— START OF RECORDS FOR THIS TASK —

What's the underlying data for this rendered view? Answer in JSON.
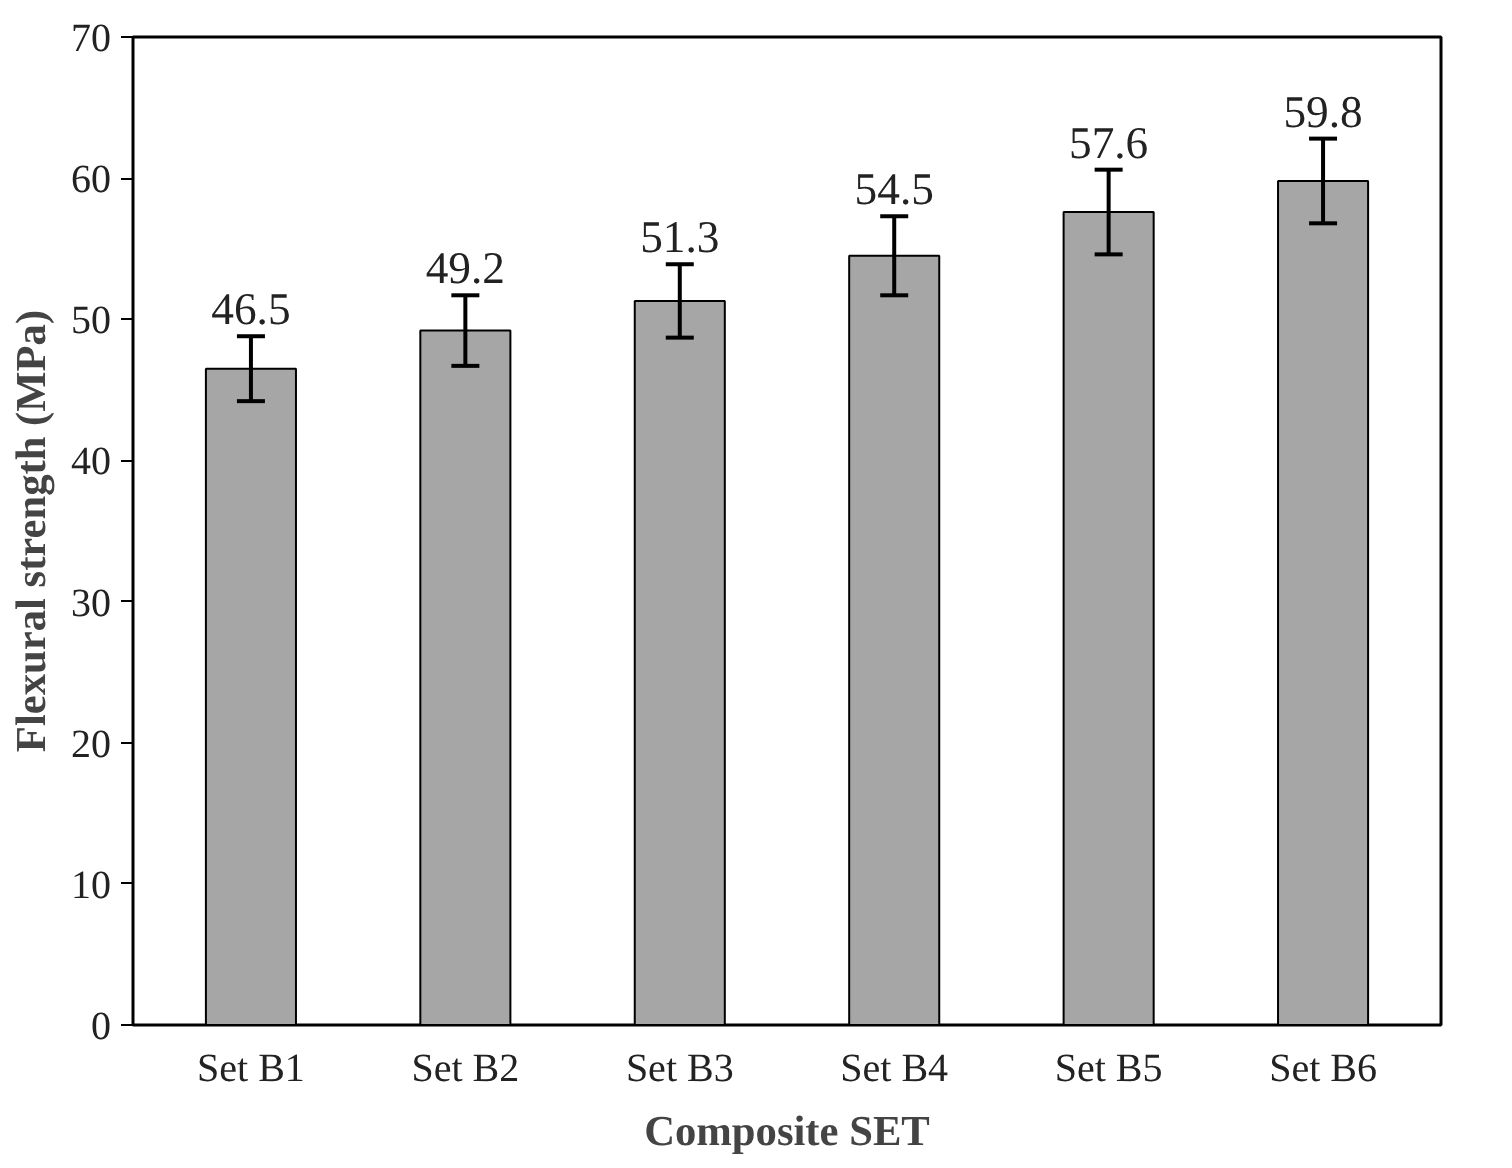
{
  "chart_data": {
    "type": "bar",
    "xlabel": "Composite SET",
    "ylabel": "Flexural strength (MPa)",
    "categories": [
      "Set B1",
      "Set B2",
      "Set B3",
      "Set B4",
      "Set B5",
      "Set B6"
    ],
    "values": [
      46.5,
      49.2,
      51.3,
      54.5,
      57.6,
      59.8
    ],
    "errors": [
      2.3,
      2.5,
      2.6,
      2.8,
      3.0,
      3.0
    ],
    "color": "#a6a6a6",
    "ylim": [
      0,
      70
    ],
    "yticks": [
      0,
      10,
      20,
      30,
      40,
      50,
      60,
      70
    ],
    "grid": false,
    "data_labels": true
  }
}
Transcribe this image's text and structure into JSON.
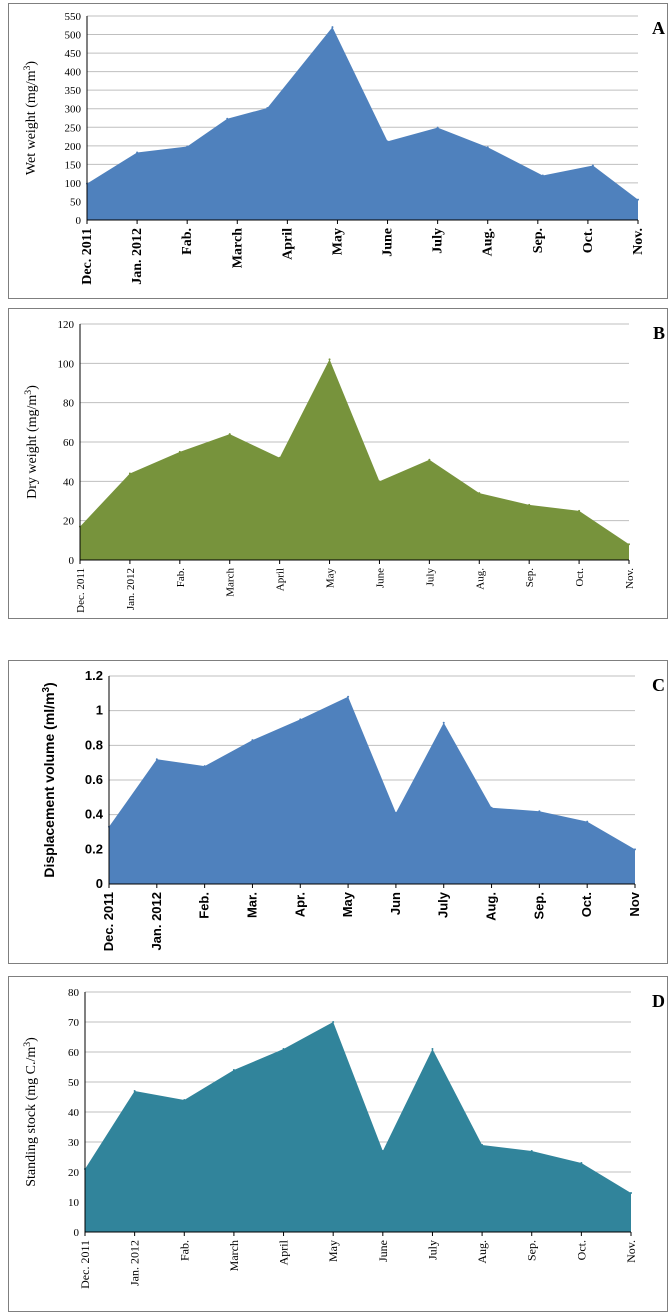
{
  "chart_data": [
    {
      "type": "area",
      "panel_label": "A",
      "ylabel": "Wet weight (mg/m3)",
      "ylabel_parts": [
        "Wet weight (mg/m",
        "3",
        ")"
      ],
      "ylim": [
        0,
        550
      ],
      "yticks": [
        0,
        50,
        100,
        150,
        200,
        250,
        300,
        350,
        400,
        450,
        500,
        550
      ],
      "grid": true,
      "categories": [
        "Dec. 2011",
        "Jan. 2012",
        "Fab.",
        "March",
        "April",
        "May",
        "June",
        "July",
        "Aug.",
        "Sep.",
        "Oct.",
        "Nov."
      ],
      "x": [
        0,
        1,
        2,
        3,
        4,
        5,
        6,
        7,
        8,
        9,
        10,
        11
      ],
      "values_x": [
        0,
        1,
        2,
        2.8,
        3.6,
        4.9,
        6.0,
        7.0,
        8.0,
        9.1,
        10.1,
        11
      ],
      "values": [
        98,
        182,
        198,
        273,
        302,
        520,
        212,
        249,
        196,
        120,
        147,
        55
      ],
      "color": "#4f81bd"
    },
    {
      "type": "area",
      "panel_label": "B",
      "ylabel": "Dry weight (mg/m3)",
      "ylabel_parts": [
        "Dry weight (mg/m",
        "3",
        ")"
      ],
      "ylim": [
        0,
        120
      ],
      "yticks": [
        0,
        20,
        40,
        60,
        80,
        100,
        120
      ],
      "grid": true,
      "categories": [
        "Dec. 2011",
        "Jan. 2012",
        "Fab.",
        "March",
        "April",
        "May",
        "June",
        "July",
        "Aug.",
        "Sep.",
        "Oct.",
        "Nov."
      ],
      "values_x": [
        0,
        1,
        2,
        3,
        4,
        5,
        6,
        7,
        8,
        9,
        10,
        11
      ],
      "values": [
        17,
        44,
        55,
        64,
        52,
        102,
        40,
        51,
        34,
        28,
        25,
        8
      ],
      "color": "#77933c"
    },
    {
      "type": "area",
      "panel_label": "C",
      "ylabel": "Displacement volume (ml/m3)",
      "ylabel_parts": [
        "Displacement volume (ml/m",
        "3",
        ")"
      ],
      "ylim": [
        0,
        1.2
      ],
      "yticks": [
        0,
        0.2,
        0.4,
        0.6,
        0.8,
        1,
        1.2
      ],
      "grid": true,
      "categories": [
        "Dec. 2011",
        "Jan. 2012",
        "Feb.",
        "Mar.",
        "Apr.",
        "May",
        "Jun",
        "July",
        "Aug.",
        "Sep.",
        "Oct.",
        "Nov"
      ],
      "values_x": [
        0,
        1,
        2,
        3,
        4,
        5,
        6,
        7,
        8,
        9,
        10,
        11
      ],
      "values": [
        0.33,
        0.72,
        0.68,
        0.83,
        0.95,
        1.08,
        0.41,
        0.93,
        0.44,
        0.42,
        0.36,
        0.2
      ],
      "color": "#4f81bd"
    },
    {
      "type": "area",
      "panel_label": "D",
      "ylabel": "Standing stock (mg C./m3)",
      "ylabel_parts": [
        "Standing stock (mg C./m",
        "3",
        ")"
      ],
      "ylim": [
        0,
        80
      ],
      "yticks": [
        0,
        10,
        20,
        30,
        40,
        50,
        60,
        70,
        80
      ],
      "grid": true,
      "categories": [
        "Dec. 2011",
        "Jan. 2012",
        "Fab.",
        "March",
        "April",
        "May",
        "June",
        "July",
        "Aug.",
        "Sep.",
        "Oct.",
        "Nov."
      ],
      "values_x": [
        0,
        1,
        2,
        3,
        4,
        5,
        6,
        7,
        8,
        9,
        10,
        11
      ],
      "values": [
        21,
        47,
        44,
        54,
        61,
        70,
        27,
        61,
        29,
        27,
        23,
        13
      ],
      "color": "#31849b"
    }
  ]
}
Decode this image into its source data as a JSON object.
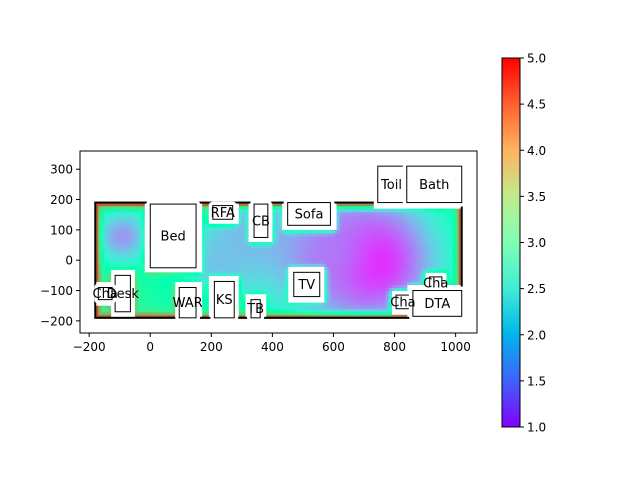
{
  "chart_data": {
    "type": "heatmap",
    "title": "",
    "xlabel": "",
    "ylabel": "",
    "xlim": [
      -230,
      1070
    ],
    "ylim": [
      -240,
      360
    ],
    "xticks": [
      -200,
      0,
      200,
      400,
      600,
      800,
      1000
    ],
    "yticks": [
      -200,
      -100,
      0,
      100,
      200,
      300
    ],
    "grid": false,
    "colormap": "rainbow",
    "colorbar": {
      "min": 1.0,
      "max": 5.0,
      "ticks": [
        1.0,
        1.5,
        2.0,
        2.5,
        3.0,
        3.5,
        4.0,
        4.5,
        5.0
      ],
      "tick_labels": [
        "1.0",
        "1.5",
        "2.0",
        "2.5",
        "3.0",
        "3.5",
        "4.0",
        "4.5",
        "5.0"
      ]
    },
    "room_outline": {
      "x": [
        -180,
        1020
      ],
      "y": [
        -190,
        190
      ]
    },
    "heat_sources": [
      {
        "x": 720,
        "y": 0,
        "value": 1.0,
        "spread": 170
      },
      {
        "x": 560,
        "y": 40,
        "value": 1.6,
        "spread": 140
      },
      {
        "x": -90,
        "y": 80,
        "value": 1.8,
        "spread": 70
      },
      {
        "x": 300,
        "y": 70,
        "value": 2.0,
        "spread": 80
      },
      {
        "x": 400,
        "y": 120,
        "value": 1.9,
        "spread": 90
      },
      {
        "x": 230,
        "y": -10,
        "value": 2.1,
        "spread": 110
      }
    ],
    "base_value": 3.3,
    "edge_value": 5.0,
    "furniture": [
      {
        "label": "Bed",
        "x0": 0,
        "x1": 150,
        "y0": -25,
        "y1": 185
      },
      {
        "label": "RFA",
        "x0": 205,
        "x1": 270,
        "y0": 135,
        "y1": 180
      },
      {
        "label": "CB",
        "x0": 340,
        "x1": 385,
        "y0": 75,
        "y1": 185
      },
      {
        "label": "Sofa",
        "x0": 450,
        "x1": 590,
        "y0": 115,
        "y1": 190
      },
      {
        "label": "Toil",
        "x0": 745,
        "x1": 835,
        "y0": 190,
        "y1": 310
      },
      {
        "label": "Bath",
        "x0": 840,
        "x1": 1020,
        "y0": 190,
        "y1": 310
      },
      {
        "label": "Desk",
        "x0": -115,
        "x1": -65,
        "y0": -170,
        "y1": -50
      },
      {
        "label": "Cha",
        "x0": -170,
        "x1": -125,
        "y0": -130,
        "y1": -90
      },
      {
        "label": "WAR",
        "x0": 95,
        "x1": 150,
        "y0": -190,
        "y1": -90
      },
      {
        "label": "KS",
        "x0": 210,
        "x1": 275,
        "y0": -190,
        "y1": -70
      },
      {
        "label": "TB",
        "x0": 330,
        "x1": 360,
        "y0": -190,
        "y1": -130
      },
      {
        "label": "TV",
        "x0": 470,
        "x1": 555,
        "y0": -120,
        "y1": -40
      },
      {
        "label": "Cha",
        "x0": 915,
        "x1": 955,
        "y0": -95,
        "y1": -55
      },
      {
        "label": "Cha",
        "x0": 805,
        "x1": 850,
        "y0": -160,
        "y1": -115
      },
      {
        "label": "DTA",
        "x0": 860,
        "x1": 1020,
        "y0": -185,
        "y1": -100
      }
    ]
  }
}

— END OF RECORDS FOR THIS TASK —

From the listing above, copy out each line where the word "Standing" appears.

      "ylabel": "Standing stock (mg C./m3)",
        "Standing stock (mg C./m",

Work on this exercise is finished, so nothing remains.